§ Problem statement: Scan the data for lines with "individual" and report the count by itself.

Data excerpts
>>>>>

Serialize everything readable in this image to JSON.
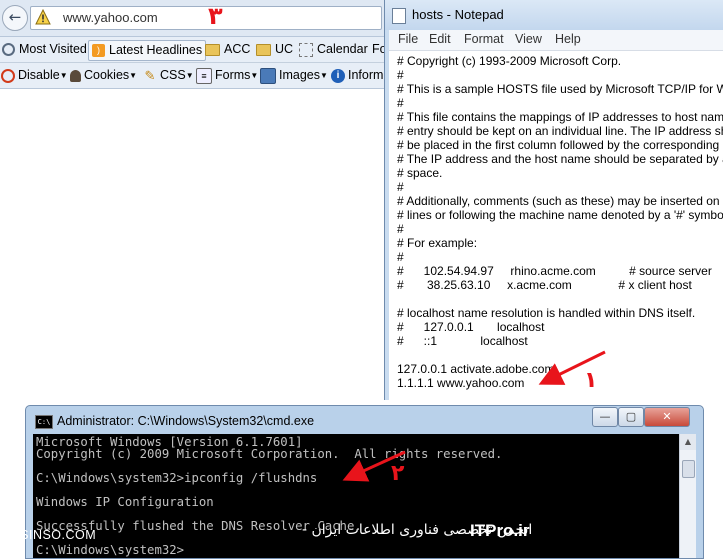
{
  "browser": {
    "back_glyph": "←",
    "url": "www.yahoo.com",
    "bookmarks": [
      "Most Visited",
      "Latest Headlines",
      "ACC",
      "UC",
      "Calendar",
      "Fo"
    ],
    "devbar": [
      "Disable",
      "Cookies",
      "CSS",
      "Forms",
      "Images",
      "Inform"
    ]
  },
  "notepad": {
    "title": "hosts - Notepad",
    "menu": [
      "File",
      "Edit",
      "Format",
      "View",
      "Help"
    ],
    "lines": [
      "# Copyright (c) 1993-2009 Microsoft Corp.",
      "#",
      "# This is a sample HOSTS file used by Microsoft TCP/IP for Windows.",
      "#",
      "# This file contains the mappings of IP addresses to host names. Each",
      "# entry should be kept on an individual line. The IP address should",
      "# be placed in the first column followed by the corresponding host name.",
      "# The IP address and the host name should be separated by at least one",
      "# space.",
      "#",
      "# Additionally, comments (such as these) may be inserted on individual",
      "# lines or following the machine name denoted by a '#' symbol.",
      "#",
      "# For example:",
      "#",
      "#      102.54.94.97     rhino.acme.com          # source server",
      "#       38.25.63.10     x.acme.com              # x client host",
      "",
      "# localhost name resolution is handled within DNS itself.",
      "#\t127.0.0.1       localhost",
      "#\t::1             localhost",
      "",
      "127.0.0.1 activate.adobe.com",
      "1.1.1.1 www.yahoo.com"
    ]
  },
  "cmd": {
    "title": "Administrator: C:\\Windows\\System32\\cmd.exe",
    "min_glyph": "—",
    "max_glyph": "▢",
    "close_glyph": "✕",
    "lines": [
      "Microsoft Windows [Version 6.1.7601]",
      "Copyright (c) 2009 Microsoft Corporation.  All rights reserved.",
      "",
      "C:\\Windows\\system32>ipconfig /flushdns",
      "",
      "Windows IP Configuration",
      "",
      "Successfully flushed the DNS Resolver Cache.",
      "C:\\Windows\\system32>"
    ]
  },
  "annotations": {
    "step1": "۱",
    "step2": "۲",
    "step3": "۳",
    "color": "#e8141b"
  },
  "watermark": {
    "brand": "ITPro.ir",
    "persian": "انجمن تخصصی فناوری اطلاعات ایران -",
    "site": "TOSINSO.COM"
  }
}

<<<<<

§ Completed task: 2